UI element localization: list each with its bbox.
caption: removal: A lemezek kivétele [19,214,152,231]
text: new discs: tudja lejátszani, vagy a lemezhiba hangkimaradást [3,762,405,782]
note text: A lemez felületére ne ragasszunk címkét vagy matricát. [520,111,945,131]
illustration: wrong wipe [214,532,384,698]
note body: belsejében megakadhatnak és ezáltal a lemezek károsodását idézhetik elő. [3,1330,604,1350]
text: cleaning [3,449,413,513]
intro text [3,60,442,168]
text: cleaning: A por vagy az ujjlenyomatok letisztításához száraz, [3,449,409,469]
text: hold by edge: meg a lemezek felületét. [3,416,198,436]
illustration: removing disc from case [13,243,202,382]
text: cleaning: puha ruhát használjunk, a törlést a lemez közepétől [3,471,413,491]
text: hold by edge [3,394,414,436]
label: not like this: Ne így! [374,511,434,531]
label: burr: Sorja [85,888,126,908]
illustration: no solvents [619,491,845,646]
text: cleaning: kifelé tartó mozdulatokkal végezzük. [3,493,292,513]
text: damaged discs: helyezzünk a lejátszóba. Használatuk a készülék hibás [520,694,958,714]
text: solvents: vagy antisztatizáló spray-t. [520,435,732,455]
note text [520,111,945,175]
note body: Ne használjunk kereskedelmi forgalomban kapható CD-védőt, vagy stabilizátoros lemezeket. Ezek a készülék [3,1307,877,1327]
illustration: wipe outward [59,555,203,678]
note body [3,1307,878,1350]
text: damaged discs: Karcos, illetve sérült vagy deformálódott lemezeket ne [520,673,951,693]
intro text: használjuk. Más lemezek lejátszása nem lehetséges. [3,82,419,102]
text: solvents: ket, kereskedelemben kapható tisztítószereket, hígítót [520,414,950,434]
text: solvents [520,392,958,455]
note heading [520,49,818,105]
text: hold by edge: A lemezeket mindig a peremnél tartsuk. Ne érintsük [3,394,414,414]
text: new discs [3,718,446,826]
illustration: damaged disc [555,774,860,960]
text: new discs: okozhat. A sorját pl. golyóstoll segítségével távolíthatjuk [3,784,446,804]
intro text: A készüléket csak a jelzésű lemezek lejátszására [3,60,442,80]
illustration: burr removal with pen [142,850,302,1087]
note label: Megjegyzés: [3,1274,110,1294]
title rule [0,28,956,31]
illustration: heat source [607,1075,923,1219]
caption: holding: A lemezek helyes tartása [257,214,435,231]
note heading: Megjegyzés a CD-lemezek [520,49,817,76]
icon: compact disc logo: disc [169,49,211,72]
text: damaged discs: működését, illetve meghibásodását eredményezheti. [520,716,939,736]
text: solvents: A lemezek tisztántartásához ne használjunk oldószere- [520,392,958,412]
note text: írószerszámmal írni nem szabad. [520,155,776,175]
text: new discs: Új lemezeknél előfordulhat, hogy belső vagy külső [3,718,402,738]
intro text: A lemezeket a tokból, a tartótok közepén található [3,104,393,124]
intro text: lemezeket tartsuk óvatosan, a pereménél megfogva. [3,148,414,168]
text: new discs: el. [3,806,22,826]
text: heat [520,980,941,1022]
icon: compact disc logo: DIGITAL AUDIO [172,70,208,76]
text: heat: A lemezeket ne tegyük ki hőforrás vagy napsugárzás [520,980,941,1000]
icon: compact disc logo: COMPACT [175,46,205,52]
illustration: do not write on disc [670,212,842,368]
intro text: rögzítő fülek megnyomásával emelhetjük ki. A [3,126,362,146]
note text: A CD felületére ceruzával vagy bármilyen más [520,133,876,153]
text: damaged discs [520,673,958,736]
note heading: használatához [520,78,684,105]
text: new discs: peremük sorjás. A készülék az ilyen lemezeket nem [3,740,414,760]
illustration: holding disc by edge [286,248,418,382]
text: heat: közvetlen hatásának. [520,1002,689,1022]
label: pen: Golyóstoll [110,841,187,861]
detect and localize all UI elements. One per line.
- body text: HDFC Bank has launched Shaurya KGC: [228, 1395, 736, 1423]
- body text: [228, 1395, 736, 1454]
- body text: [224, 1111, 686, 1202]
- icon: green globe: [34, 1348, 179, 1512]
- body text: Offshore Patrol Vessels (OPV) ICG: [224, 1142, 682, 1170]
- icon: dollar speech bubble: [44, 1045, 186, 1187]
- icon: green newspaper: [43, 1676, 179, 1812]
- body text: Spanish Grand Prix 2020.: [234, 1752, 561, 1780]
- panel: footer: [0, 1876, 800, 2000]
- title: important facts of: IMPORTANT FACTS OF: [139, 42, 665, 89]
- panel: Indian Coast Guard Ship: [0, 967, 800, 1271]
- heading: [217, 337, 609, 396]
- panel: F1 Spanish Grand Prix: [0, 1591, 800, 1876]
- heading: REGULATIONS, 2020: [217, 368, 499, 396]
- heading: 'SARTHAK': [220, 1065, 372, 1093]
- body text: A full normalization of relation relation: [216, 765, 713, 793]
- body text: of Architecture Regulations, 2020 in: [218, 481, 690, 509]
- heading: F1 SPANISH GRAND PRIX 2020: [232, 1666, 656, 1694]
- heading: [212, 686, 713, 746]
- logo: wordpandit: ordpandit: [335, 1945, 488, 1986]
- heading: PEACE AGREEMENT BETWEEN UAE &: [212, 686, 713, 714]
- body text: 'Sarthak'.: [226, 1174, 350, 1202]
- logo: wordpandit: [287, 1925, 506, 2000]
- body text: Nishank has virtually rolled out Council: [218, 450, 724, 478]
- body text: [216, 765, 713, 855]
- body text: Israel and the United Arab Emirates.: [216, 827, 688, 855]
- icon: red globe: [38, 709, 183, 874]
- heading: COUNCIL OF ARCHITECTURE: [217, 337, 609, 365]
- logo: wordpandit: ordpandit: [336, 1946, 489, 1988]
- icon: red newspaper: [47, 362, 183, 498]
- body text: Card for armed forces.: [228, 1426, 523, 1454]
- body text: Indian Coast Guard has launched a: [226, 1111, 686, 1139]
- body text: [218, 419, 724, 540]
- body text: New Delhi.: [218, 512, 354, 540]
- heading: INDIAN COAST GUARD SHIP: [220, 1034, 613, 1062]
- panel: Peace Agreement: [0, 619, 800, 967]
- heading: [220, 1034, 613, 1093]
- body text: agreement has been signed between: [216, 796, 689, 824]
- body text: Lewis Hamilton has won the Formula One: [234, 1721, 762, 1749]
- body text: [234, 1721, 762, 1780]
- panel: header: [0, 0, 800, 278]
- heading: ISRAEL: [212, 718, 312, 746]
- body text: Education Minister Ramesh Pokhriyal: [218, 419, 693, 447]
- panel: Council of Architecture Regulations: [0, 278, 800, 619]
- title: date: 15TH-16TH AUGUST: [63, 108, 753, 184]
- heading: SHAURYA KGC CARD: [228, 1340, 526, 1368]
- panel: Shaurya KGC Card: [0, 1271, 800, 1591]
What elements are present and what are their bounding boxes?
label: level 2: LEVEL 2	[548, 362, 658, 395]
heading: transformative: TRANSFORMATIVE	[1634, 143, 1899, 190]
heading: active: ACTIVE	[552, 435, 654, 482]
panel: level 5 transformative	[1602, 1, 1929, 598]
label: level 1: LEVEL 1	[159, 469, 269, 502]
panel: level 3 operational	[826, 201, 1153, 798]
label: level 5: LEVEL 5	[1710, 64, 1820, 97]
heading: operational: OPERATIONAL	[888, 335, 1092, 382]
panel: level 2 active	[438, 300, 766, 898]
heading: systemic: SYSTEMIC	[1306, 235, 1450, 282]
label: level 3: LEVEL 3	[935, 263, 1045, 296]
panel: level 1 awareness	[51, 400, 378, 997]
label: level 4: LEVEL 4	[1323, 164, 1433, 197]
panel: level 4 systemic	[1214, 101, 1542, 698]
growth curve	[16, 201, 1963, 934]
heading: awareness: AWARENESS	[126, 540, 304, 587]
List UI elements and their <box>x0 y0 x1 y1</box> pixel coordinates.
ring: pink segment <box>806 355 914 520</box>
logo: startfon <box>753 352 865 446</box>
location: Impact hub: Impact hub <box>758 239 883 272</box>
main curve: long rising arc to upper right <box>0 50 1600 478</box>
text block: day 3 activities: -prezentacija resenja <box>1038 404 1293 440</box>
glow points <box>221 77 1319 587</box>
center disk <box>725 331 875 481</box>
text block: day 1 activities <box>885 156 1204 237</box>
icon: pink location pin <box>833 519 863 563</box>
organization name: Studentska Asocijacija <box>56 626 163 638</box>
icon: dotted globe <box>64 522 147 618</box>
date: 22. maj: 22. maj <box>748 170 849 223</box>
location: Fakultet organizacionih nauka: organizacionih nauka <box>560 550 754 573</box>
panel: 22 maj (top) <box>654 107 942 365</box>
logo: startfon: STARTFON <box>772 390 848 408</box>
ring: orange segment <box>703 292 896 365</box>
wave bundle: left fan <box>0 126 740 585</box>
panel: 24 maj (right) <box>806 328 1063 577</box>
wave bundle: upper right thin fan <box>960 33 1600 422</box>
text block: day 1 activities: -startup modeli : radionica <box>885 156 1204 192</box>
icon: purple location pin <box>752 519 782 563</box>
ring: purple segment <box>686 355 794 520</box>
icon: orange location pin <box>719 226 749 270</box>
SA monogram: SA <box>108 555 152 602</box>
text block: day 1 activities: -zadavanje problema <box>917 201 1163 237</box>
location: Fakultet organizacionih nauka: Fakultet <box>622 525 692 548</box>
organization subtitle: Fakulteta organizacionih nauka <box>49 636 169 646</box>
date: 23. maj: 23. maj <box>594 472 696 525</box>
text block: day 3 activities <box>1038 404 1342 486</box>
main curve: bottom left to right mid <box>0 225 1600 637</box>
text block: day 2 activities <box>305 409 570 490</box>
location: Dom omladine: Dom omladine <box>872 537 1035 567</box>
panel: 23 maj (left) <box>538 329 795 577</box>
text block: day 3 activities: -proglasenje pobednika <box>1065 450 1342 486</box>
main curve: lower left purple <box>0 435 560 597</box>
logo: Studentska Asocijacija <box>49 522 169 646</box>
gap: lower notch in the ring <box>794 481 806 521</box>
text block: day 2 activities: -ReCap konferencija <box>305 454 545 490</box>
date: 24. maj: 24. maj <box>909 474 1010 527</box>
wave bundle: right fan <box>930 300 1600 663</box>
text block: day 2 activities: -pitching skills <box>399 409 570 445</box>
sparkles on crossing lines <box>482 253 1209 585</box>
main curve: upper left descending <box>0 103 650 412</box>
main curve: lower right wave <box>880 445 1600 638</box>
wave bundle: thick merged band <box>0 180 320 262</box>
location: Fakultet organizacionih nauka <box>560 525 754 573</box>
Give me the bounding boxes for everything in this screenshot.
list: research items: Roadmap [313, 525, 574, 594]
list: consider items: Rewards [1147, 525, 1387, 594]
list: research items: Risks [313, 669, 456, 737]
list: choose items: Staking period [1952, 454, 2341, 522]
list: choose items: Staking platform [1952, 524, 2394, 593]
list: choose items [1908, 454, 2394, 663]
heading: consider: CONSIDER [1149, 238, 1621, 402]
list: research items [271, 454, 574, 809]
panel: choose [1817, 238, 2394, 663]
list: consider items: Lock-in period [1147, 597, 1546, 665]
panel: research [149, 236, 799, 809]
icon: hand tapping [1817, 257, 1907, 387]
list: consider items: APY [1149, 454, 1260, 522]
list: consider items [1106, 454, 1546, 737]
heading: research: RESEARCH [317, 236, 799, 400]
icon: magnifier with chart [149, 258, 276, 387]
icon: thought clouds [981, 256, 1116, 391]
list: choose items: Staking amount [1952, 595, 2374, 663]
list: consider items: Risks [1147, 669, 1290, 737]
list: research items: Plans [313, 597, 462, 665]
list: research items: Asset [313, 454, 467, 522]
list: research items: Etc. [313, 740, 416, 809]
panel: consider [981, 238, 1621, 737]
================================
EXERCISE DETAILS: Express the lines from the beginning of the items up to and including the line containing "text: hold by edge: meg" as a JSON list of strings, one string per line, omitting any blank lines.

FULL SOLUTION:
[
  "UI element localization: list each with its bbox.",
  "caption: removal: A lemezek kivétele [19,214,152,231]",
  "text: new discs: tudja lejátszani, vagy a lemezhiba hangkimaradást [3,762,405,782]",
  "note text: A lemez felületére ne ragasszunk címkét vagy matricát. [520,111,945,131]",
  "illustration: wrong wipe [214,532,384,698]",
  "note body: belsejében megakadhatnak és ezáltal a lemezek károsodását idézhetik elő. [3,1330,604,1350]",
  "text: cleaning [3,449,413,513]",
  "intro text [3,60,442,168]",
  "text: cleaning: A por vagy az ujjlenyomatok letisztításához száraz, [3,449,409,469]",
  "text: hold by edge: meg a lemezek felületét. [3,416,198,436]"
]